### Instructions for the task
Your task is to transcribe all of the records exactly and leave out the pictures.

### Supplied data
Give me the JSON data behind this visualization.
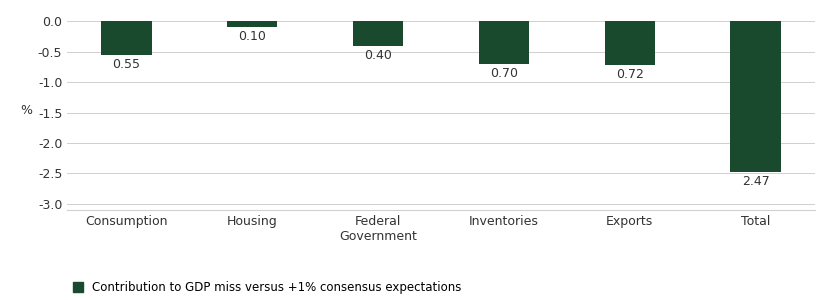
{
  "categories": [
    "Consumption",
    "Housing",
    "Federal\nGovernment",
    "Inventories",
    "Exports",
    "Total"
  ],
  "values": [
    -0.55,
    -0.1,
    -0.4,
    -0.7,
    -0.72,
    -2.47
  ],
  "labels": [
    "0.55",
    "0.10",
    "0.40",
    "0.70",
    "0.72",
    "2.47"
  ],
  "bar_color": "#1a4a2e",
  "bar_width": 0.4,
  "ylim": [
    -3.1,
    0.15
  ],
  "yticks": [
    0.0,
    -0.5,
    -1.0,
    -1.5,
    -2.0,
    -2.5,
    -3.0
  ],
  "ytick_labels": [
    "0.0",
    "-0.5",
    "-1.0",
    "-1.5",
    "-2.0",
    "-2.5",
    "-3.0"
  ],
  "ylabel": "%",
  "legend_label": "Contribution to GDP miss versus +1% consensus expectations",
  "background_color": "#ffffff",
  "grid_color": "#d0d0d0",
  "label_fontsize": 9,
  "tick_fontsize": 9
}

### Exercise output
Give me the JSON data behind this visualization.
{
  "categories": [
    "Consumption",
    "Housing",
    "Federal\nGovernment",
    "Inventories",
    "Exports",
    "Total"
  ],
  "values": [
    -0.55,
    -0.1,
    -0.4,
    -0.7,
    -0.72,
    -2.47
  ],
  "labels": [
    "0.55",
    "0.10",
    "0.40",
    "0.70",
    "0.72",
    "2.47"
  ],
  "bar_color": "#1a4a2e",
  "bar_width": 0.4,
  "ylim": [
    -3.1,
    0.15
  ],
  "yticks": [
    0.0,
    -0.5,
    -1.0,
    -1.5,
    -2.0,
    -2.5,
    -3.0
  ],
  "ytick_labels": [
    "0.0",
    "-0.5",
    "-1.0",
    "-1.5",
    "-2.0",
    "-2.5",
    "-3.0"
  ],
  "ylabel": "%",
  "legend_label": "Contribution to GDP miss versus +1% consensus expectations",
  "background_color": "#ffffff",
  "grid_color": "#d0d0d0",
  "label_fontsize": 9,
  "tick_fontsize": 9
}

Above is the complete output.